Set problem:
Output only the count of lines that contain "Exercise".
[START Raw records]
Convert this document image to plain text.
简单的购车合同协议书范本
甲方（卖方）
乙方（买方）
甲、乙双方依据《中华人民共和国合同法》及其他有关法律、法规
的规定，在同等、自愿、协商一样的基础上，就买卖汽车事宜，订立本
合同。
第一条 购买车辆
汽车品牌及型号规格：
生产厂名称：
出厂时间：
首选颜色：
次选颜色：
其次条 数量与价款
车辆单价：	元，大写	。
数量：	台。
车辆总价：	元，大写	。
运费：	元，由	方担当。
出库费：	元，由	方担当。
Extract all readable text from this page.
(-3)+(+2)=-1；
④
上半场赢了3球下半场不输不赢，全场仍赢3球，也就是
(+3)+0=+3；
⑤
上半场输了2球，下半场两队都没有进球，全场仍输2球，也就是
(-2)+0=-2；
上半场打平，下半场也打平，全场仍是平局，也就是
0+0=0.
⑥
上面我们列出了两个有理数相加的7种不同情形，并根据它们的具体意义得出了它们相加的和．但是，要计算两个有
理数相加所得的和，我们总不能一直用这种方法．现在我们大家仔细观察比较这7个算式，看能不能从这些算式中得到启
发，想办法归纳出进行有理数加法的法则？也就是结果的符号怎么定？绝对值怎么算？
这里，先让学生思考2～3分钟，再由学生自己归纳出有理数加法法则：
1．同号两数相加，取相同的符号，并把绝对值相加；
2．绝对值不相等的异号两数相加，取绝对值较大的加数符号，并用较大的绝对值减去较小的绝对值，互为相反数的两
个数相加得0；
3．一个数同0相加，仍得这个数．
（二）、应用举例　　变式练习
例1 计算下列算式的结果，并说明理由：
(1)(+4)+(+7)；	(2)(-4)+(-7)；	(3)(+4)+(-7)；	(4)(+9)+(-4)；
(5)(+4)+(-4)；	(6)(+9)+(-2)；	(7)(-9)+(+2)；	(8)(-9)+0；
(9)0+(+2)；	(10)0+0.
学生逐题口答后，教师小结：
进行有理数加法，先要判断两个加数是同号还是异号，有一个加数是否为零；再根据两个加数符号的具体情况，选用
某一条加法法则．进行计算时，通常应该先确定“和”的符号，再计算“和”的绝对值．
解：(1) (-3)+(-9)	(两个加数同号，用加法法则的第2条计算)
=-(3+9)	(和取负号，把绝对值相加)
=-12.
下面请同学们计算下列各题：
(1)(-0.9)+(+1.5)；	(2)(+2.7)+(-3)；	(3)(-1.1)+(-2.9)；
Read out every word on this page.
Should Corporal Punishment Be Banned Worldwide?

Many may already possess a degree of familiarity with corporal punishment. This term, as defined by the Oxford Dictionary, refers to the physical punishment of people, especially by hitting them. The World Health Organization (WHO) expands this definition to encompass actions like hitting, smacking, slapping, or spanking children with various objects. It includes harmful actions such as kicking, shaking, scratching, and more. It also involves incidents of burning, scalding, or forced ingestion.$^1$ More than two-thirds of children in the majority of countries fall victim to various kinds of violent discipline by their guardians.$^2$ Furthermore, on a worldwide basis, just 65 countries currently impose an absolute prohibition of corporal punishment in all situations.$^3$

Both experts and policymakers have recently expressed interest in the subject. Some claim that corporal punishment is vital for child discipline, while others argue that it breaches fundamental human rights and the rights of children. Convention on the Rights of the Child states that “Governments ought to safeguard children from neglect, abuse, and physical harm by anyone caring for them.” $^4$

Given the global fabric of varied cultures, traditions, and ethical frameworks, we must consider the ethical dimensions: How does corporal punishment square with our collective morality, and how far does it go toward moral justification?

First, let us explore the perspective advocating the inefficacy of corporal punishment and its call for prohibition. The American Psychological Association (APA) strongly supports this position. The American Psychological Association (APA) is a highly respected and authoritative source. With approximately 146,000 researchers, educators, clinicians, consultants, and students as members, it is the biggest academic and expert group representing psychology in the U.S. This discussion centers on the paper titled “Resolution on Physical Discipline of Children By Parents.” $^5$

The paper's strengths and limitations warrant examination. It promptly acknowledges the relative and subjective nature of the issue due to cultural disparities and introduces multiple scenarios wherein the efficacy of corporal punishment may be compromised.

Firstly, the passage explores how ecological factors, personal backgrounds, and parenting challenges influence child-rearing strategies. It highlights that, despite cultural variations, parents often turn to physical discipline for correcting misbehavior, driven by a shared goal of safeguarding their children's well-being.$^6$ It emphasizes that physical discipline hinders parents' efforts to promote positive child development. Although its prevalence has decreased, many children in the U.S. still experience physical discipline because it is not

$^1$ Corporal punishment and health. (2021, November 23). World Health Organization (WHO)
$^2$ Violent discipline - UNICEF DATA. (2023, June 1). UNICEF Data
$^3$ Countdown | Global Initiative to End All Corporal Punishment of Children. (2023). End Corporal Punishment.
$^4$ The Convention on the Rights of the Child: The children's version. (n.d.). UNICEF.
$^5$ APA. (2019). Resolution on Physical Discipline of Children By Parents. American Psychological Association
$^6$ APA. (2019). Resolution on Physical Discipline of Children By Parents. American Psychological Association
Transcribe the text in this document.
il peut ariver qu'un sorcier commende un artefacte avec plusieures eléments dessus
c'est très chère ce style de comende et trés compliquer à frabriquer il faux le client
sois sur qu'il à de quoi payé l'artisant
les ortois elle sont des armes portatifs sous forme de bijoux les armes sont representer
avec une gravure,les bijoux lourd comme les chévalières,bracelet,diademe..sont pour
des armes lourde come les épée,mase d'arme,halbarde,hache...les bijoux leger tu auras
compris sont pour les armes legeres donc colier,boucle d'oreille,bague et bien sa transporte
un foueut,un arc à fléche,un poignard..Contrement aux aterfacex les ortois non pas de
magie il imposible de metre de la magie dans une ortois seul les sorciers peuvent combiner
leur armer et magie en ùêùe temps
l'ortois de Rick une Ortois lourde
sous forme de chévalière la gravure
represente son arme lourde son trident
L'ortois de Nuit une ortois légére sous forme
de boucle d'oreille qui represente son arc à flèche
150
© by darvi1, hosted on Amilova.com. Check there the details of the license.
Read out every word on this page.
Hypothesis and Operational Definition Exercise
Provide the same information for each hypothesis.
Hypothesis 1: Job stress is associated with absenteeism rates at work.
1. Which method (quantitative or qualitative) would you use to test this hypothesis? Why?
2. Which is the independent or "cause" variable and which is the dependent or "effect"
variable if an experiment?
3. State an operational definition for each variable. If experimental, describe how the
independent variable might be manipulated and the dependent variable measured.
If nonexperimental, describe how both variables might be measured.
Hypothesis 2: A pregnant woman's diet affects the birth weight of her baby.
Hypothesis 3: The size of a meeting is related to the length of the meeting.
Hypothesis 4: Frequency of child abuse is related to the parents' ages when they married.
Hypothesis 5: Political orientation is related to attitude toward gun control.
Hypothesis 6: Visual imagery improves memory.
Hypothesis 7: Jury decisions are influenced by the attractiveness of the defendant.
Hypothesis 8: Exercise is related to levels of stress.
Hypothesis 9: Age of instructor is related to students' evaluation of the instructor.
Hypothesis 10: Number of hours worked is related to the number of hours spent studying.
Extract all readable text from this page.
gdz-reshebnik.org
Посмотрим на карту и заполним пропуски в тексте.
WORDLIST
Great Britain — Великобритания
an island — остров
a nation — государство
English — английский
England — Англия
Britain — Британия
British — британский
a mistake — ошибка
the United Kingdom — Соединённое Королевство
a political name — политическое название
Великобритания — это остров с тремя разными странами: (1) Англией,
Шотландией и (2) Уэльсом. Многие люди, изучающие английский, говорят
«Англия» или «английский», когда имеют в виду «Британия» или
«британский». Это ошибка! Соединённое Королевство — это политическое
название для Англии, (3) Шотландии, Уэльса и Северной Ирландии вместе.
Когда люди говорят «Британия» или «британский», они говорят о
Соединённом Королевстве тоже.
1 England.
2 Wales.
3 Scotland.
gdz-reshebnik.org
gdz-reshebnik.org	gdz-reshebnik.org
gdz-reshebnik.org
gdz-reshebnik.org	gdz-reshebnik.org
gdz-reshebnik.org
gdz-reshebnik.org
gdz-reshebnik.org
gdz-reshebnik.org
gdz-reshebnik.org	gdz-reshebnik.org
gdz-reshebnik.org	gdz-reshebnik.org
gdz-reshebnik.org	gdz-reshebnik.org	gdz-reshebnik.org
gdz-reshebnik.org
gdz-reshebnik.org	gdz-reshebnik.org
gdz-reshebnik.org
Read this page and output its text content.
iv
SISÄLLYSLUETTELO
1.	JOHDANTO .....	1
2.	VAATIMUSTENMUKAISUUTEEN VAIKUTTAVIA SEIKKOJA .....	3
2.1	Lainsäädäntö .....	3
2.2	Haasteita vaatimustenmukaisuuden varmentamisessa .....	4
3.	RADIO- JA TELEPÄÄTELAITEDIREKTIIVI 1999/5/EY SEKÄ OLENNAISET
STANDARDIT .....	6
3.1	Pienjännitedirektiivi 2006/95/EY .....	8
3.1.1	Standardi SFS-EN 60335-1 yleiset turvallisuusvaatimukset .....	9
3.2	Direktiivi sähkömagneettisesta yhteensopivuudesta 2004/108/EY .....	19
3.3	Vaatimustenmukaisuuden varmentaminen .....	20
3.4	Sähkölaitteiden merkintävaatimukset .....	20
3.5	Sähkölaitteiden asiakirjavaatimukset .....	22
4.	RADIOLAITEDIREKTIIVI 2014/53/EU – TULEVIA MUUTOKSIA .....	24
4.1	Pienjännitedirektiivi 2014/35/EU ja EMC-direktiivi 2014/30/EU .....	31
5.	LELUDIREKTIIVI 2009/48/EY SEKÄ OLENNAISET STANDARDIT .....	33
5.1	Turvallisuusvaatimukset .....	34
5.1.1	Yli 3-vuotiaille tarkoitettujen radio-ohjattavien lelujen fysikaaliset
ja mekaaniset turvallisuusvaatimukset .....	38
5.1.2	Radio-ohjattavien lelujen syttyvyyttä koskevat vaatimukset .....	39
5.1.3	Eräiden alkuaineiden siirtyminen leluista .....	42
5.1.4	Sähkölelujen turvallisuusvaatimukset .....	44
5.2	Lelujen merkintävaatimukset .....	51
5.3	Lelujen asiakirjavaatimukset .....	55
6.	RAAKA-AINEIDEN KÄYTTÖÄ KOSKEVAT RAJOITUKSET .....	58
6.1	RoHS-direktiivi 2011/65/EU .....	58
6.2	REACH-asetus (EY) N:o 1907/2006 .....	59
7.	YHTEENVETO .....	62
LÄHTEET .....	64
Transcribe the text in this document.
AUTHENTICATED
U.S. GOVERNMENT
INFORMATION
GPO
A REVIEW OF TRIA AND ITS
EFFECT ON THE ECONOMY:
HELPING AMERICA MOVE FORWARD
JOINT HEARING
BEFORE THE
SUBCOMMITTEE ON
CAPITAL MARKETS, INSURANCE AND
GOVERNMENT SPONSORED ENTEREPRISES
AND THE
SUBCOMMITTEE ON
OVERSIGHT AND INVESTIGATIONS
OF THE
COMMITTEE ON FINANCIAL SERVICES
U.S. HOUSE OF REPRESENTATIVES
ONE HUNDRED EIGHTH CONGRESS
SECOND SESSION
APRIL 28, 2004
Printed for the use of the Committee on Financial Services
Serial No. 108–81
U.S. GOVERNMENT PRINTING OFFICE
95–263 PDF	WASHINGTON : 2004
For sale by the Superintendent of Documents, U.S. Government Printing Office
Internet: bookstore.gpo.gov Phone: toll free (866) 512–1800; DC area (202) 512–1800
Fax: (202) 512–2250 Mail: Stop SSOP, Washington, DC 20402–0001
[END Raw records]
The completed task:
2